# GIVEN PROBLEM
Pull every line containing "name" from the entries.

# THE INPUT
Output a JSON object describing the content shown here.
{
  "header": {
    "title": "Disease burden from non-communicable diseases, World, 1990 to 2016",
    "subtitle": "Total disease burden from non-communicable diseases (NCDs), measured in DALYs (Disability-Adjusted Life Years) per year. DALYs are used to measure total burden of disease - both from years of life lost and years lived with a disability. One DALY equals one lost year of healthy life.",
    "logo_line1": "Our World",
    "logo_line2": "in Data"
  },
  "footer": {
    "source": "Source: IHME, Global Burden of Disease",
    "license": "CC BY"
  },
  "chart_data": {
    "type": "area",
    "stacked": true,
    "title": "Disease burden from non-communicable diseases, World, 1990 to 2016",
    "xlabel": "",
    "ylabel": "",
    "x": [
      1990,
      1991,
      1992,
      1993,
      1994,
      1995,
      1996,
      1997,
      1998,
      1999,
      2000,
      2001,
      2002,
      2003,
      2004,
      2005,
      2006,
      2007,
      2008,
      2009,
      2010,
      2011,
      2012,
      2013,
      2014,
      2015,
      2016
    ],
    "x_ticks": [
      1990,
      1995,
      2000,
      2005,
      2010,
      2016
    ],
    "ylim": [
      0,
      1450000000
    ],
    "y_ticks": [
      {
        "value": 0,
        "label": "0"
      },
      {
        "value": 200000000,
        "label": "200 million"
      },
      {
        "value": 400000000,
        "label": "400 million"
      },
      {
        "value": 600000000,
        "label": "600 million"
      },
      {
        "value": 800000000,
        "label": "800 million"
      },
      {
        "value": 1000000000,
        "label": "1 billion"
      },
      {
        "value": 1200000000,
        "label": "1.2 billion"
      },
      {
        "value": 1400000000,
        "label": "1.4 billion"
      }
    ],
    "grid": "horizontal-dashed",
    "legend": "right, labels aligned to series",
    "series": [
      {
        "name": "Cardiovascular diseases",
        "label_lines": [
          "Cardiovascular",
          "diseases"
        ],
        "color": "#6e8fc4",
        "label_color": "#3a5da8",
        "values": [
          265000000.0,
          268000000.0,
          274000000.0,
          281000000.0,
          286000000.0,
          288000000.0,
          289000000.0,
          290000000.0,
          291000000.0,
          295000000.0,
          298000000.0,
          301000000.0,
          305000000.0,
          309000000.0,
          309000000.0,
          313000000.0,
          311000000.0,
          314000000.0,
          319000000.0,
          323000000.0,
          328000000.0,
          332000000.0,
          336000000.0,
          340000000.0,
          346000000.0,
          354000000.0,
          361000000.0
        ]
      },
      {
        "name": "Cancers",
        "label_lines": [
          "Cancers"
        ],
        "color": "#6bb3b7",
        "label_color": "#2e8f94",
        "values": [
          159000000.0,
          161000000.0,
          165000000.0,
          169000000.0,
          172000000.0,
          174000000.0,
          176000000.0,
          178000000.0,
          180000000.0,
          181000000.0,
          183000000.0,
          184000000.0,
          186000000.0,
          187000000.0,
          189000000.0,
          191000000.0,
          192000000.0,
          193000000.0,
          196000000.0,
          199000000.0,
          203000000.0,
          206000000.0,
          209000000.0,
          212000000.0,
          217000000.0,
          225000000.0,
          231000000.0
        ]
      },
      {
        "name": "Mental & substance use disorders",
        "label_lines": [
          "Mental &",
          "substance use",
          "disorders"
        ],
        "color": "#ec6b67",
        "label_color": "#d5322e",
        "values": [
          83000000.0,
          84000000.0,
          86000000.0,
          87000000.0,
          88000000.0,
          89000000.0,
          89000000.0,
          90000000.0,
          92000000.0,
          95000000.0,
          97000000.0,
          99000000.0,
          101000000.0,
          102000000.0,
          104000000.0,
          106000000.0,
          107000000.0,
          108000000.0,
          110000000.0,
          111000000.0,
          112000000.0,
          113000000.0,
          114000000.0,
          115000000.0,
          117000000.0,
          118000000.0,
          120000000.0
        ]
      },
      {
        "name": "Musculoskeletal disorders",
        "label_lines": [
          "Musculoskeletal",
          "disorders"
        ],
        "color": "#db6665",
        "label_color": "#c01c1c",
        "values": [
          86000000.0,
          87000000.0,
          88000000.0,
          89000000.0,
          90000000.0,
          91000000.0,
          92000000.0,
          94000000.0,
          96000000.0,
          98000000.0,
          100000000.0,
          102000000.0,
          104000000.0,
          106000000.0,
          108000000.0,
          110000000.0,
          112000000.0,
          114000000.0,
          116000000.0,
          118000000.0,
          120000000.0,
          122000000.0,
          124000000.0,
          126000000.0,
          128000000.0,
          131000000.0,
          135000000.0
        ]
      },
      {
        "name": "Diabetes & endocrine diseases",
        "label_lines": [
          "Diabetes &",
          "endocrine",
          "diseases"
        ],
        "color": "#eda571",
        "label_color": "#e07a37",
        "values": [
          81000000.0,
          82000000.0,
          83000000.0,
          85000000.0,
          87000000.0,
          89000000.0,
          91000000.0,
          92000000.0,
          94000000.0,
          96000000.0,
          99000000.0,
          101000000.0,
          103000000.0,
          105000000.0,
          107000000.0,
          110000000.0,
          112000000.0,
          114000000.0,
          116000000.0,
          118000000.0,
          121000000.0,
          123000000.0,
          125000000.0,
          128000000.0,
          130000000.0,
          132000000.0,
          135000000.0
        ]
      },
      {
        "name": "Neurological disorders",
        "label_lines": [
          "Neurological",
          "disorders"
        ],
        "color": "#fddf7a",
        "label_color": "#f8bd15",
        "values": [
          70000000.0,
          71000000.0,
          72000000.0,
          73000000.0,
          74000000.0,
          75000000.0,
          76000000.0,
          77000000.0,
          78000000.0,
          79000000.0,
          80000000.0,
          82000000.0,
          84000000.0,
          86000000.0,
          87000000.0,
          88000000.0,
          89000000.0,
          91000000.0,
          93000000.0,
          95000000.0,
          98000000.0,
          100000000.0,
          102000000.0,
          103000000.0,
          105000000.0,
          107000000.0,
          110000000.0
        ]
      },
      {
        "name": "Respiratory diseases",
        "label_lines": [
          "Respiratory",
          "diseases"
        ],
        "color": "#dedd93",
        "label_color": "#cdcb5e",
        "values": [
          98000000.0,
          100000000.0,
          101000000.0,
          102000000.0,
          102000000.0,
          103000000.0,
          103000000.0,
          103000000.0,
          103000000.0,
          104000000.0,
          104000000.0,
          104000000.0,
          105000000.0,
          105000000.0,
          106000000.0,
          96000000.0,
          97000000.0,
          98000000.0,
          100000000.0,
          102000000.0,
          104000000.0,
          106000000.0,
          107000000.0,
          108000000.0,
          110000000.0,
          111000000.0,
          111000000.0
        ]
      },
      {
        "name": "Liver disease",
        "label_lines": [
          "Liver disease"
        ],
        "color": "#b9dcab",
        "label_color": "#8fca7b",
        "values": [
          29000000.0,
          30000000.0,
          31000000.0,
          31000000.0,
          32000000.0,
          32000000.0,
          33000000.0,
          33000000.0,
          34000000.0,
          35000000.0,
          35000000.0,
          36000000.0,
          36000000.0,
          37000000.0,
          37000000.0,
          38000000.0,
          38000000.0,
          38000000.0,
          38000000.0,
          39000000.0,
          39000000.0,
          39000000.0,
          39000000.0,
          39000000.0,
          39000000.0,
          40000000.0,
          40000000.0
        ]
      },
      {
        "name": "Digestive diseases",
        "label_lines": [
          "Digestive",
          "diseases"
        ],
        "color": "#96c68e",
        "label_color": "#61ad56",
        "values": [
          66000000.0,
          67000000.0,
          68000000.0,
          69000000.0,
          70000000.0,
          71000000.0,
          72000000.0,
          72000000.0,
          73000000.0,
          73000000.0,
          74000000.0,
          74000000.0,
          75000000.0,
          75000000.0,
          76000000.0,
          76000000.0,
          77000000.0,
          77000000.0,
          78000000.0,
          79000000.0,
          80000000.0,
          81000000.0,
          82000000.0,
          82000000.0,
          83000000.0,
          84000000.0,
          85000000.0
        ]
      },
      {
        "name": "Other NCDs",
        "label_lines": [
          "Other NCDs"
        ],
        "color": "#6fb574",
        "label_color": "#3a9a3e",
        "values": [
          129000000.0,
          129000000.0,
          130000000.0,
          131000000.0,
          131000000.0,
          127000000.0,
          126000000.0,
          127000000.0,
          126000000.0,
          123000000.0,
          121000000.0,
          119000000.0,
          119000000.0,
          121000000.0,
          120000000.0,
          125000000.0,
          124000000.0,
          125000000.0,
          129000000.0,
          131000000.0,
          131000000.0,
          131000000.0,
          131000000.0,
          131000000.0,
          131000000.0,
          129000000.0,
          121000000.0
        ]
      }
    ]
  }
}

# WRITTEN ANSWER
        "name": "Cardiovascular diseases",
        "name": "Cancers",
        "name": "Mental & substance use disorders",
        "name": "Musculoskeletal disorders",
        "name": "Diabetes & endocrine diseases",
        "name": "Neurological disorders",
        "name": "Respiratory diseases",
        "name": "Liver disease",
        "name": "Digestive diseases",
        "name": "Other NCDs",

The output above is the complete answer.